◆ Stated exercise: Take the data that follows and retype it word for word.

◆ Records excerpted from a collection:

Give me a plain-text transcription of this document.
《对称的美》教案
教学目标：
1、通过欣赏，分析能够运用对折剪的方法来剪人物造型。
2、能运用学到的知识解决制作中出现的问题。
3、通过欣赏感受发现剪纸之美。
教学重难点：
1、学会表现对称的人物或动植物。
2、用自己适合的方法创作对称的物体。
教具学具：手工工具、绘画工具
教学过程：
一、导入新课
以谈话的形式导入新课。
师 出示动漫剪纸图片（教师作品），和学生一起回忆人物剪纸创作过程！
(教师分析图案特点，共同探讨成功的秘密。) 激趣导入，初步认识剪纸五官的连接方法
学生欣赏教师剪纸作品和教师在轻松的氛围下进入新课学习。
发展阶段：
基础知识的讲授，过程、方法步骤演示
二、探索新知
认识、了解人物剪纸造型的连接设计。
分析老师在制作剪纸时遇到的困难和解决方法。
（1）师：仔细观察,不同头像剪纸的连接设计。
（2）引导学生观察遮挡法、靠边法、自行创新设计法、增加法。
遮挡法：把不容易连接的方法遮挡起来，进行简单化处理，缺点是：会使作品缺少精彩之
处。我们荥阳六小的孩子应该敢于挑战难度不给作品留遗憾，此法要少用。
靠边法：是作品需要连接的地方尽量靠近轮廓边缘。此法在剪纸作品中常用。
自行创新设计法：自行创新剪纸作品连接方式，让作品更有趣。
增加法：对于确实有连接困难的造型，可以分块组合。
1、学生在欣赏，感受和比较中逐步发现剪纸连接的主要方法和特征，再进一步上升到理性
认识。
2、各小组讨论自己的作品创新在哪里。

◆ Complete output:
Give me a plain-text transcription of this document.
《对称的美》教案
教学目标：
1、通过欣赏，分析能够运用对折剪的方法来剪人物造型。
2、能运用学到的知识解决制作中出现的问题。
3、通过欣赏感受发现剪纸之美。
教学重难点：
1、学会表现对称的人物或动植物。
2、用自己适合的方法创作对称的物体。
教具学具：手工工具、绘画工具
教学过程：
一、导入新课
以谈话的形式导入新课。
师 出示动漫剪纸图片（教师作品），和学生一起回忆人物剪纸创作过程！
(教师分析图案特点，共同探讨成功的秘密。) 激趣导入，初步认识剪纸五官的连接方法
学生欣赏教师剪纸作品和教师在轻松的氛围下进入新课学习。
发展阶段：
基础知识的讲授，过程、方法步骤演示
二、探索新知
认识、了解人物剪纸造型的连接设计。
分析老师在制作剪纸时遇到的困难和解决方法。
（1）师：仔细观察,不同头像剪纸的连接设计。
（2）引导学生观察遮挡法、靠边法、自行创新设计法、增加法。
遮挡法：把不容易连接的方法遮挡起来，进行简单化处理，缺点是：会使作品缺少精彩之
处。我们荥阳六小的孩子应该敢于挑战难度不给作品留遗憾，此法要少用。
靠边法：是作品需要连接的地方尽量靠近轮廓边缘。此法在剪纸作品中常用。
自行创新设计法：自行创新剪纸作品连接方式，让作品更有趣。
增加法：对于确实有连接困难的造型，可以分块组合。
1、学生在欣赏，感受和比较中逐步发现剪纸连接的主要方法和特征，再进一步上升到理性
认识。
2、各小组讨论自己的作品创新在哪里。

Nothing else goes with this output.